** Start INPUT **
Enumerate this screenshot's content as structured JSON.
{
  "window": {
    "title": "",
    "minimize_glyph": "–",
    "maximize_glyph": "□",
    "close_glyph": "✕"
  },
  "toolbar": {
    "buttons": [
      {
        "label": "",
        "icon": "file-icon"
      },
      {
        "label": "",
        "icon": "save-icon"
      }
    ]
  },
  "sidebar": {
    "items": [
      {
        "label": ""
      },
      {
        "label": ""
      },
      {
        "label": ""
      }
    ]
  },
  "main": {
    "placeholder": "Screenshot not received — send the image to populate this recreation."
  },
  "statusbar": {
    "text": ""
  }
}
** End INPUT **
### REQUEST
Look for the word "this" and return every line where it occurs.

### SOLUTION
Enumerate this screenshot's content as structured JSON.
    "placeholder": "Screenshot not received — send the image to populate this recreation."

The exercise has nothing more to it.